Give an exact transcription of every line, dropping the images.

**DATA EXCERPTS**
============================================================
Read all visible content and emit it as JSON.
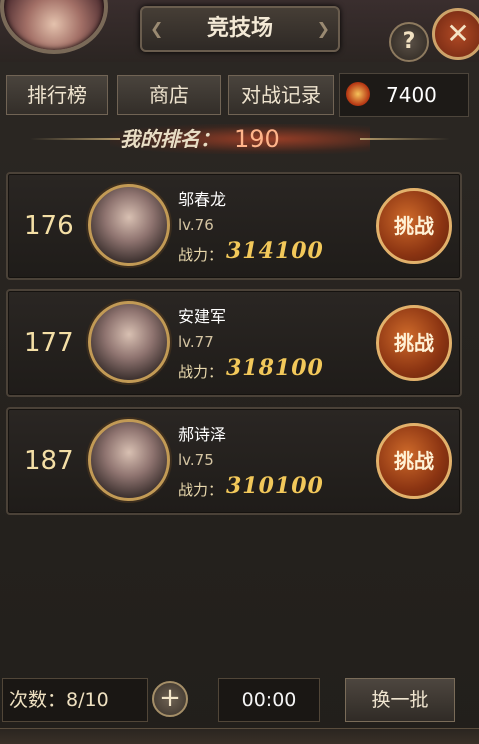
{
  "header": {
    "title": "竞技场",
    "help_label": "?",
    "close_label": "✕"
  },
  "nav": {
    "leaderboard_label": "排行榜",
    "shop_label": "商店",
    "battle_log_label": "对战记录",
    "currency_icon": "gold-medal-icon",
    "currency_value": "7400"
  },
  "my_rank": {
    "label": "我的排名：",
    "value": "190"
  },
  "opponents": [
    {
      "rank": "176",
      "name": "邬春龙",
      "level": "lv.76",
      "power_label": "战力：",
      "power": "314100",
      "challenge_label": "挑战"
    },
    {
      "rank": "177",
      "name": "安建军",
      "level": "lv.77",
      "power_label": "战力：",
      "power": "318100",
      "challenge_label": "挑战"
    },
    {
      "rank": "187",
      "name": "郝诗泽",
      "level": "lv.75",
      "power_label": "战力：",
      "power": "310100",
      "challenge_label": "挑战"
    }
  ],
  "footer": {
    "attempts_label": "次数：8/10",
    "add_label": "+",
    "timer": "00:00",
    "refresh_label": "换一批"
  },
  "colors": {
    "accent_orange": "#b14a25",
    "gold_text": "#f2c85a",
    "rank_highlight": "#ffb48a"
  }
}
============================================================
**FULL SOLUTION**
Read all visible content and emit it as JSON.
{
  "header": {
    "title": "竞技场",
    "help_label": "?",
    "close_label": "✕"
  },
  "nav": {
    "leaderboard_label": "排行榜",
    "shop_label": "商店",
    "battle_log_label": "对战记录",
    "currency_icon": "gold-medal-icon",
    "currency_value": "7400"
  },
  "my_rank": {
    "label": "我的排名：",
    "value": "190"
  },
  "opponents": [
    {
      "rank": "176",
      "name": "邬春龙",
      "level": "lv.76",
      "power_label": "战力：",
      "power": "314100",
      "challenge_label": "挑战"
    },
    {
      "rank": "177",
      "name": "安建军",
      "level": "lv.77",
      "power_label": "战力：",
      "power": "318100",
      "challenge_label": "挑战"
    },
    {
      "rank": "187",
      "name": "郝诗泽",
      "level": "lv.75",
      "power_label": "战力：",
      "power": "310100",
      "challenge_label": "挑战"
    }
  ],
  "footer": {
    "attempts_label": "次数：8/10",
    "add_label": "+",
    "timer": "00:00",
    "refresh_label": "换一批"
  },
  "colors": {
    "accent_orange": "#b14a25",
    "gold_text": "#f2c85a",
    "rank_highlight": "#ffb48a"
  }
}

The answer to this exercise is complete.